**OBJECTIVE:** Write out the listing beneath this instruction in its entirety, exactly as it reads.

[BEGIN EXERCISE INPUTS]

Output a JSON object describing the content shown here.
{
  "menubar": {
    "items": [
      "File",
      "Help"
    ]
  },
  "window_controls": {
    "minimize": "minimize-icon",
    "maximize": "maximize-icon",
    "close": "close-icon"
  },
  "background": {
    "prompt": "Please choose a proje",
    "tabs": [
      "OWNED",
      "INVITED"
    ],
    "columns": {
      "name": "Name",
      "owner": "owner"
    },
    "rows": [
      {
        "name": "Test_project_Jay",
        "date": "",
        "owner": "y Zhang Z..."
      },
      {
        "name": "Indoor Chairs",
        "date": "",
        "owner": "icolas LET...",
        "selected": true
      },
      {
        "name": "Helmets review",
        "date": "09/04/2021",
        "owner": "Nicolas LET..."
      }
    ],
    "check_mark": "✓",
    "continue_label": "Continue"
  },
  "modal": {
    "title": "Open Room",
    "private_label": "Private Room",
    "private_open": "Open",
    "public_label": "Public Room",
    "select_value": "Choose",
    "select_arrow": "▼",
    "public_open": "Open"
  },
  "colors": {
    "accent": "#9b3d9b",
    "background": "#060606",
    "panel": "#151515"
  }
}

[END EXERCISE INPUTS]

**WRITTEN SOLUTION:**
Output a JSON object describing the content shown here.
{
  "menubar": {
    "items": [
      "File",
      "Help"
    ]
  },
  "window_controls": {
    "minimize": "minimize-icon",
    "maximize": "maximize-icon",
    "close": "close-icon"
  },
  "background": {
    "prompt": "Please choose a proje",
    "tabs": [
      "OWNED",
      "INVITED"
    ],
    "columns": {
      "name": "Name",
      "owner": "owner"
    },
    "rows": [
      {
        "name": "Test_project_Jay",
        "date": "",
        "owner": "y Zhang Z..."
      },
      {
        "name": "Indoor Chairs",
        "date": "",
        "owner": "icolas LET...",
        "selected": true
      },
      {
        "name": "Helmets review",
        "date": "09/04/2021",
        "owner": "Nicolas LET..."
      }
    ],
    "check_mark": "✓",
    "continue_label": "Continue"
  },
  "modal": {
    "title": "Open Room",
    "private_label": "Private Room",
    "private_open": "Open",
    "public_label": "Public Room",
    "select_value": "Choose",
    "select_arrow": "▼",
    "public_open": "Open"
  },
  "colors": {
    "accent": "#9b3d9b",
    "background": "#060606",
    "panel": "#151515"
  }
}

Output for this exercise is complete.